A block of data
_ _ _ _ _ _ _

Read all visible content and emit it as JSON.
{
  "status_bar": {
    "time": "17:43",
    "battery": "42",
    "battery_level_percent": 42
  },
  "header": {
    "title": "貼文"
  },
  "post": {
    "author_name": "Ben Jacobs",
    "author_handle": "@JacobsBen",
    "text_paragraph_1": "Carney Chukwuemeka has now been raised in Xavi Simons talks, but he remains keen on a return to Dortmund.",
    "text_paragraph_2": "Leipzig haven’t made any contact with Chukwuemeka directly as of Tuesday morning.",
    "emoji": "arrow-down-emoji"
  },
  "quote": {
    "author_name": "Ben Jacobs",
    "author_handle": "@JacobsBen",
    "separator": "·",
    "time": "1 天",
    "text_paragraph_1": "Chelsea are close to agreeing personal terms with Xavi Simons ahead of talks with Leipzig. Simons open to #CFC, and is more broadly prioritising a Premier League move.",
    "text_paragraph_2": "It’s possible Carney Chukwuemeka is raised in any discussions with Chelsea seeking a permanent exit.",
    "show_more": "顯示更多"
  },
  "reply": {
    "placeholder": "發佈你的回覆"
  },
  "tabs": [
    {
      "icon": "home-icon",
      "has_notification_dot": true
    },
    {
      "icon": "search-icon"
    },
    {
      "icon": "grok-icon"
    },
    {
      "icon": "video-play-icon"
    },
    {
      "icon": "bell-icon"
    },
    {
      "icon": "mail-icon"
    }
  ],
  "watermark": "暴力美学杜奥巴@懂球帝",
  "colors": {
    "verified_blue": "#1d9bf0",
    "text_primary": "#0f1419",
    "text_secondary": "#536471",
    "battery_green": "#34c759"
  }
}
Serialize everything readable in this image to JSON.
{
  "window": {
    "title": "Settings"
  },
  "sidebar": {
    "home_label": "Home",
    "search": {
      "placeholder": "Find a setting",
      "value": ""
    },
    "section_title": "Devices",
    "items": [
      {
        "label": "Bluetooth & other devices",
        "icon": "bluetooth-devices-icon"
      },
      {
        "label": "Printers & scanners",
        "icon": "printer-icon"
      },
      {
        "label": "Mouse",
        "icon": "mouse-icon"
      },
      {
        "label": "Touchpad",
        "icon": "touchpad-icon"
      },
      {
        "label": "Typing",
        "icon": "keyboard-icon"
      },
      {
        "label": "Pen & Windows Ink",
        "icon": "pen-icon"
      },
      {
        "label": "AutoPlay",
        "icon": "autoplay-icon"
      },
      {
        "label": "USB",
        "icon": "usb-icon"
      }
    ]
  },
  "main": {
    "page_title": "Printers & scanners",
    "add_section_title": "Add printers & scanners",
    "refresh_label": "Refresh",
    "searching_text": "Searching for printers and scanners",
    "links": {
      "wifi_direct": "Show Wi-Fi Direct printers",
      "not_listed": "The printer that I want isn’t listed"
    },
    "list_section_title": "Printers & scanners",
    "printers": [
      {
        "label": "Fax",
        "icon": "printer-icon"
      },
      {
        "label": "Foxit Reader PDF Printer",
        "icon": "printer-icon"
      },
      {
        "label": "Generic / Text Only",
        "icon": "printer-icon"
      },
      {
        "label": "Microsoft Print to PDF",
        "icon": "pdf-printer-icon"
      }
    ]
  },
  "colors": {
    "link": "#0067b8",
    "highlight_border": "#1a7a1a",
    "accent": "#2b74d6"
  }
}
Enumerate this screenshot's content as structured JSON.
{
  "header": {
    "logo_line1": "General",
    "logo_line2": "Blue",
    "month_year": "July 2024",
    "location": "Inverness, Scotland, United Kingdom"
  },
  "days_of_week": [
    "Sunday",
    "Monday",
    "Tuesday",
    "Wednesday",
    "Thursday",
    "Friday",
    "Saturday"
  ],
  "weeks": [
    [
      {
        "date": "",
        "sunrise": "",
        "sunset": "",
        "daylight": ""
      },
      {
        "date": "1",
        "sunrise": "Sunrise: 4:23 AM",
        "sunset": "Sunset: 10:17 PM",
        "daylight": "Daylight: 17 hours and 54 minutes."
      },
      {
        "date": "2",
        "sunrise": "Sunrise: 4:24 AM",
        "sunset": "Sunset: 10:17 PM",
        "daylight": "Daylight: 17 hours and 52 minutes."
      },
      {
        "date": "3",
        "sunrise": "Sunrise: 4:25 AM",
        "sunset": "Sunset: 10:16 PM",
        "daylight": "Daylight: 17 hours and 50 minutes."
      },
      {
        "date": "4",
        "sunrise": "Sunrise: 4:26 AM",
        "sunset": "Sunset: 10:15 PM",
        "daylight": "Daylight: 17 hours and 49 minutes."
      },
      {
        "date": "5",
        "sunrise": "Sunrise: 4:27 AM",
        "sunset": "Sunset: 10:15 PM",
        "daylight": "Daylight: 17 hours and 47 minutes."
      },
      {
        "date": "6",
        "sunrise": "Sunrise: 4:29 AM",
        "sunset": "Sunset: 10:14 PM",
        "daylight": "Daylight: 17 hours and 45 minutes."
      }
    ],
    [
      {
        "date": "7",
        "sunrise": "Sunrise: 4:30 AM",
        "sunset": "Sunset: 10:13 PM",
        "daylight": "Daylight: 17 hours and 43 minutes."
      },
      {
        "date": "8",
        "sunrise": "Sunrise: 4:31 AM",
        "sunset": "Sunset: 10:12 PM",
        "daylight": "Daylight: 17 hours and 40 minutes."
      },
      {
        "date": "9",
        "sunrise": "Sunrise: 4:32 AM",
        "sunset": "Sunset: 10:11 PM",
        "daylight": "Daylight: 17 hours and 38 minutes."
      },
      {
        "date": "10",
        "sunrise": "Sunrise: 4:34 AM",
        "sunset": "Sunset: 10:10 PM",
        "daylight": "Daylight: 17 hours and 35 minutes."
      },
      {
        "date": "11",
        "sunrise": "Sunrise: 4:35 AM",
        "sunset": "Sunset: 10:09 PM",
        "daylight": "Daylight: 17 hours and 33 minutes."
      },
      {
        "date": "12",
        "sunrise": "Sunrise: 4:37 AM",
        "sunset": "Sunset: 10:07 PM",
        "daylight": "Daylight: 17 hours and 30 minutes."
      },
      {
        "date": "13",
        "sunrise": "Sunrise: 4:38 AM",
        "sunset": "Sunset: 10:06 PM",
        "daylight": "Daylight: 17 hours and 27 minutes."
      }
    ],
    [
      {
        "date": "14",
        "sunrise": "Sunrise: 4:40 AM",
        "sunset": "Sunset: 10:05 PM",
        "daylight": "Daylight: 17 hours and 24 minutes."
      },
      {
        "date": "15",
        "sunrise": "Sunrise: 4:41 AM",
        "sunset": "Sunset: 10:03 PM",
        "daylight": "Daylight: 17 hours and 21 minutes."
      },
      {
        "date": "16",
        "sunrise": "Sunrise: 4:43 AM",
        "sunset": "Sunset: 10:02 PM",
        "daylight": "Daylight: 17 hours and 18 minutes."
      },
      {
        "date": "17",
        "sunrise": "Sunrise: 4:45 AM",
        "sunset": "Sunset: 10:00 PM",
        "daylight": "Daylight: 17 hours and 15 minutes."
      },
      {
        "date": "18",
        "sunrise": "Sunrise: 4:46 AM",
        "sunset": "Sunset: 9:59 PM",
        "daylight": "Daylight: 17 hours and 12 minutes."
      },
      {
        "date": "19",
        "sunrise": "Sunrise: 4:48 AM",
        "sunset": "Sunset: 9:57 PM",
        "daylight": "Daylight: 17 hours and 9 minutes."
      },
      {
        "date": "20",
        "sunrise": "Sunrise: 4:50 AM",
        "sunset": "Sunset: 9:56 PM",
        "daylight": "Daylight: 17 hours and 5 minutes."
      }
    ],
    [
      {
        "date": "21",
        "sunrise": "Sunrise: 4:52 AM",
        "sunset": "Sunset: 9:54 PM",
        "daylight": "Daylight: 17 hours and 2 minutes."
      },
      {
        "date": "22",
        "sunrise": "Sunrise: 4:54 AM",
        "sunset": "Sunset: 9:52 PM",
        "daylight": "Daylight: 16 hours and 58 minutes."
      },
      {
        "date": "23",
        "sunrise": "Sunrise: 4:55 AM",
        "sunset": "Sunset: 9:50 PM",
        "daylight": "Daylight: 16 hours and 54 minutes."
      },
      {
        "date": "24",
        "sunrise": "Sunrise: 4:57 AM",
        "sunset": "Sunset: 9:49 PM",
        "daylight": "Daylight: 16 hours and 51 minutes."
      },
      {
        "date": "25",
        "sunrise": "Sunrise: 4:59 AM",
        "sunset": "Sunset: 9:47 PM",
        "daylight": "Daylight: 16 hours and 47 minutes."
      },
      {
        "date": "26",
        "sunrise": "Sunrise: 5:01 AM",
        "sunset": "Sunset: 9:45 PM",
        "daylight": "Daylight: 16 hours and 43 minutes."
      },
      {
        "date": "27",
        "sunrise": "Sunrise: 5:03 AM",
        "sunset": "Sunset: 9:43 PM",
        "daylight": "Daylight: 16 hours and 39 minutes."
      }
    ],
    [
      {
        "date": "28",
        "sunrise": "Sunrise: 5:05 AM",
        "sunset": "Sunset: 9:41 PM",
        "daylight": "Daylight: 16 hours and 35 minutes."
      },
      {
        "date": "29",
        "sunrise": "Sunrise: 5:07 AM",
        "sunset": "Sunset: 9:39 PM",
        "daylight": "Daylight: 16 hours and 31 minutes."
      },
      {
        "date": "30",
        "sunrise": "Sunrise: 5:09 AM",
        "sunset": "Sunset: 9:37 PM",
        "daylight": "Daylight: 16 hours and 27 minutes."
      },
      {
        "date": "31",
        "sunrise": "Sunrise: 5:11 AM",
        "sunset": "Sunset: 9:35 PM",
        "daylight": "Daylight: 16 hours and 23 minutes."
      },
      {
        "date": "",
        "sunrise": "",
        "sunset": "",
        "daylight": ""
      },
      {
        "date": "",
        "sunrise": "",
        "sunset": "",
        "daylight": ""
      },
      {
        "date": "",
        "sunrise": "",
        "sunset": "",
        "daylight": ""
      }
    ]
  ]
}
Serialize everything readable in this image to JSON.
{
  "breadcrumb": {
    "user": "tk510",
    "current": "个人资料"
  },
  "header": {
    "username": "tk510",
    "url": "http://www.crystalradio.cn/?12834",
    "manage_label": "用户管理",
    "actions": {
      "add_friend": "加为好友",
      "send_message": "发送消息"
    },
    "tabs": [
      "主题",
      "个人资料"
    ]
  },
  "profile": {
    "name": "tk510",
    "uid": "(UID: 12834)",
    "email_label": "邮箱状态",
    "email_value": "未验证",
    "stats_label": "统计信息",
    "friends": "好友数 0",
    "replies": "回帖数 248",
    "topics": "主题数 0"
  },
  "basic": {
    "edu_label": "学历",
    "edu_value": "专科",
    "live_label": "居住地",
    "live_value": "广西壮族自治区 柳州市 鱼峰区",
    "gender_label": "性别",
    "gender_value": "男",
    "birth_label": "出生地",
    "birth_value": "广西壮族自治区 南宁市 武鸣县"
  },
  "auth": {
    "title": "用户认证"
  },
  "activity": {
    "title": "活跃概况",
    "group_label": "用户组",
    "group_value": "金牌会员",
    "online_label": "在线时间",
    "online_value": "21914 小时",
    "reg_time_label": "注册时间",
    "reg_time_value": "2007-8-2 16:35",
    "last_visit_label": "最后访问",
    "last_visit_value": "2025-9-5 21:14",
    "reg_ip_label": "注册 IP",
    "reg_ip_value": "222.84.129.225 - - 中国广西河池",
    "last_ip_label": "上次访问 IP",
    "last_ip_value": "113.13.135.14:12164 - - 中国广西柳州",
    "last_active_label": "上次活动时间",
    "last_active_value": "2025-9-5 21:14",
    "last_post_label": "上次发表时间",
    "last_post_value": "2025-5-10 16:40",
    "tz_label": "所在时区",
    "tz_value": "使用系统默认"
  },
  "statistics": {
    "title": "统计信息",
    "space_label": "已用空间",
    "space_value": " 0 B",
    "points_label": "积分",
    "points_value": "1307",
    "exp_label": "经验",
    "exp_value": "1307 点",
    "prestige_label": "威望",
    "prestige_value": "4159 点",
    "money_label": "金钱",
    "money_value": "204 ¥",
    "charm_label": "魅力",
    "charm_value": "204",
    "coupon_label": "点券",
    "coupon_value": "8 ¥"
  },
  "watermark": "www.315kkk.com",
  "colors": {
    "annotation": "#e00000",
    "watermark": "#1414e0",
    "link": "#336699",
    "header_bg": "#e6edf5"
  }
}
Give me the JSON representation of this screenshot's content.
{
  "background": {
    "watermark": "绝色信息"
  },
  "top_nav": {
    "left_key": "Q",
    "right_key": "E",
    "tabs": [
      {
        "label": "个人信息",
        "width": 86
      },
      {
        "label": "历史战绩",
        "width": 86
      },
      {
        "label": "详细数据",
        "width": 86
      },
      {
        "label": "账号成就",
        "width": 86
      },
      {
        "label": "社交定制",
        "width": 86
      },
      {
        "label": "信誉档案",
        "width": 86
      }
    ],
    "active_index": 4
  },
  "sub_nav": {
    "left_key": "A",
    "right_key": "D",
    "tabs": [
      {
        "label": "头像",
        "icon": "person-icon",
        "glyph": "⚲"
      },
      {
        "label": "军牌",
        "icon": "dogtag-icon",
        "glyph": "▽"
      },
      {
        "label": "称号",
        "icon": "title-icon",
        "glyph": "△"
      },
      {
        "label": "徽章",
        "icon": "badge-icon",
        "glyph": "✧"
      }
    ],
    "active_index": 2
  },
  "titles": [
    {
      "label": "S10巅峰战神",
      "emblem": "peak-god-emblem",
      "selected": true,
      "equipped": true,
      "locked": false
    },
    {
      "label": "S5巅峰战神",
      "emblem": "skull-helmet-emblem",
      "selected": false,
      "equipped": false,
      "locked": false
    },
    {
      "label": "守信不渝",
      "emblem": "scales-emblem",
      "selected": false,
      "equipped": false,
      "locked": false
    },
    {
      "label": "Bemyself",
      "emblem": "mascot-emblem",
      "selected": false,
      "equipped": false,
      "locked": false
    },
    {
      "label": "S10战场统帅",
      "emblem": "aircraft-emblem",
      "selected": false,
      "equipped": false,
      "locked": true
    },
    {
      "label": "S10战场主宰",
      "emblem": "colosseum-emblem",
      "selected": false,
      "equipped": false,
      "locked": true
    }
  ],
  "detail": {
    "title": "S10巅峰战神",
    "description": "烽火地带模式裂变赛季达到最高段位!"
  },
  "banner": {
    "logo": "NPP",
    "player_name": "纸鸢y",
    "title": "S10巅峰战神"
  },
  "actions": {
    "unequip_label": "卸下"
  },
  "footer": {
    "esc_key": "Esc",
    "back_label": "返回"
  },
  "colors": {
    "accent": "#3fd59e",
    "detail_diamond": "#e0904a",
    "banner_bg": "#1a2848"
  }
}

_ _ _ _ _ _ _

**TASK STATEMENT**.
Lines from the records above that hold "Chukwuemeka" are the ones to list.

**COMPLETE OUTPUT**.
    "text_paragraph_1": "Carney Chukwuemeka has now been raised in Xavi Simons talks, but he remains keen on a return to Dortmund.",
    "text_paragraph_2": "Leipzig haven’t made any contact with Chukwuemeka directly as of Tuesday morning.",
    "text_paragraph_2": "It’s possible Carney Chukwuemeka is raised in any discussions with Chelsea seeking a permanent exit.",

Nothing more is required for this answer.